# Start of DATA ROWS

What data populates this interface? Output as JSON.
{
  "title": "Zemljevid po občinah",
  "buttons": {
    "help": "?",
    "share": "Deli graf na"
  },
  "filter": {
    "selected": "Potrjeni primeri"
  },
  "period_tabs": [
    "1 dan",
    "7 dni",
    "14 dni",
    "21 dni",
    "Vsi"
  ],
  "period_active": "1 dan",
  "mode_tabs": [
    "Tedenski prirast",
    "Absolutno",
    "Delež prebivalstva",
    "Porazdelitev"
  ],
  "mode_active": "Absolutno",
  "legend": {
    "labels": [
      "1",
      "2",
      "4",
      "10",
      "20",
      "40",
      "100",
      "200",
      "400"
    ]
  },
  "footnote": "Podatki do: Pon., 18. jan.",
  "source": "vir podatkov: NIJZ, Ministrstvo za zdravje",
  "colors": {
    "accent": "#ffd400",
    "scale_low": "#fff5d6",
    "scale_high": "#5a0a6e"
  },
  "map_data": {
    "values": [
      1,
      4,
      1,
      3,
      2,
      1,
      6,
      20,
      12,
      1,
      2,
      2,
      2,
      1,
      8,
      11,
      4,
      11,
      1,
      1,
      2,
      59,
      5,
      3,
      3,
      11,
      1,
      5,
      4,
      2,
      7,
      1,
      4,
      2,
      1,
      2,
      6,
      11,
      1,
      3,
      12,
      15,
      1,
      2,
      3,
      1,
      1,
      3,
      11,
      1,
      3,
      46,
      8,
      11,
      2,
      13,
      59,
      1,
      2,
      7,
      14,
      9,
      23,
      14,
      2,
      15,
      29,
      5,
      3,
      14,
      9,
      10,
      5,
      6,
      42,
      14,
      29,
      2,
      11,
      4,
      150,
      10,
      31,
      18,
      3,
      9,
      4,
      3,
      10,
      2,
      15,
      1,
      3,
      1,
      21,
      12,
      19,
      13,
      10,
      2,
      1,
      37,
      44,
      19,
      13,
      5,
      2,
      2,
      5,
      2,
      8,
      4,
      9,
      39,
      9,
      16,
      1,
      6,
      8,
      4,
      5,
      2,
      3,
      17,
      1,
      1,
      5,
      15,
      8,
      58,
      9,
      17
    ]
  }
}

# End of DATA ROWS

WHAT YOU ARE ASKED TO DO
Restate each entry exactly, skipping none.

ANSWER BELOW
What data populates this interface? Output as JSON.
{
  "title": "Zemljevid po občinah",
  "buttons": {
    "help": "?",
    "share": "Deli graf na"
  },
  "filter": {
    "selected": "Potrjeni primeri"
  },
  "period_tabs": [
    "1 dan",
    "7 dni",
    "14 dni",
    "21 dni",
    "Vsi"
  ],
  "period_active": "1 dan",
  "mode_tabs": [
    "Tedenski prirast",
    "Absolutno",
    "Delež prebivalstva",
    "Porazdelitev"
  ],
  "mode_active": "Absolutno",
  "legend": {
    "labels": [
      "1",
      "2",
      "4",
      "10",
      "20",
      "40",
      "100",
      "200",
      "400"
    ]
  },
  "footnote": "Podatki do: Pon., 18. jan.",
  "source": "vir podatkov: NIJZ, Ministrstvo za zdravje",
  "colors": {
    "accent": "#ffd400",
    "scale_low": "#fff5d6",
    "scale_high": "#5a0a6e"
  },
  "map_data": {
    "values": [
      1,
      4,
      1,
      3,
      2,
      1,
      6,
      20,
      12,
      1,
      2,
      2,
      2,
      1,
      8,
      11,
      4,
      11,
      1,
      1,
      2,
      59,
      5,
      3,
      3,
      11,
      1,
      5,
      4,
      2,
      7,
      1,
      4,
      2,
      1,
      2,
      6,
      11,
      1,
      3,
      12,
      15,
      1,
      2,
      3,
      1,
      1,
      3,
      11,
      1,
      3,
      46,
      8,
      11,
      2,
      13,
      59,
      1,
      2,
      7,
      14,
      9,
      23,
      14,
      2,
      15,
      29,
      5,
      3,
      14,
      9,
      10,
      5,
      6,
      42,
      14,
      29,
      2,
      11,
      4,
      150,
      10,
      31,
      18,
      3,
      9,
      4,
      3,
      10,
      2,
      15,
      1,
      3,
      1,
      21,
      12,
      19,
      13,
      10,
      2,
      1,
      37,
      44,
      19,
      13,
      5,
      2,
      2,
      5,
      2,
      8,
      4,
      9,
      39,
      9,
      16,
      1,
      6,
      8,
      4,
      5,
      2,
      3,
      17,
      1,
      1,
      5,
      15,
      8,
      58,
      9,
      17
    ]
  }
}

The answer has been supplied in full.